Data excerpts:
>> Start

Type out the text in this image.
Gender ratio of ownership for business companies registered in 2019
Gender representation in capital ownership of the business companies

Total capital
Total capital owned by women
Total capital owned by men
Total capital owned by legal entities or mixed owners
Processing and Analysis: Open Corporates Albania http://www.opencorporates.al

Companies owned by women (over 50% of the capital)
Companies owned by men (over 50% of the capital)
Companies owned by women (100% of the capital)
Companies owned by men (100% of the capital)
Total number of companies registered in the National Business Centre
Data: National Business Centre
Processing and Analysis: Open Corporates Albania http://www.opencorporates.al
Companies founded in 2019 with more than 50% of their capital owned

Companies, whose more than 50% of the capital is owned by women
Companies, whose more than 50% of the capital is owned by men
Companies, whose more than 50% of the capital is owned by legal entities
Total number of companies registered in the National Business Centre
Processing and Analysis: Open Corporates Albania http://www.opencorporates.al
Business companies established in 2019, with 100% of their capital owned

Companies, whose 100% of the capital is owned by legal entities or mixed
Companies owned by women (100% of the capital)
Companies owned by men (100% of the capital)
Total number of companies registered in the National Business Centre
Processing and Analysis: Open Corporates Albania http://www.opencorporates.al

>> End

Word for word, restate all of the data shown above.

» IN RESPONSE:
Type out the text in this image.
Gender ratio of ownership for business companies registered in 2019
Gender representation in capital ownership of the business companies

Total capital
Total capital owned by women
Total capital owned by men
Total capital owned by legal entities or mixed owners
Processing and Analysis: Open Corporates Albania http://www.opencorporates.al

Companies owned by women (over 50% of the capital)
Companies owned by men (over 50% of the capital)
Companies owned by women (100% of the capital)
Companies owned by men (100% of the capital)
Total number of companies registered in the National Business Centre
Data: National Business Centre
Processing and Analysis: Open Corporates Albania http://www.opencorporates.al
Companies founded in 2019 with more than 50% of their capital owned

Companies, whose more than 50% of the capital is owned by women
Companies, whose more than 50% of the capital is owned by men
Companies, whose more than 50% of the capital is owned by legal entities
Total number of companies registered in the National Business Centre
Processing and Analysis: Open Corporates Albania http://www.opencorporates.al
Business companies established in 2019, with 100% of their capital owned

Companies, whose 100% of the capital is owned by legal entities or mixed
Companies owned by women (100% of the capital)
Companies owned by men (100% of the capital)
Total number of companies registered in the National Business Centre
Processing and Analysis: Open Corporates Albania http://www.opencorporates.al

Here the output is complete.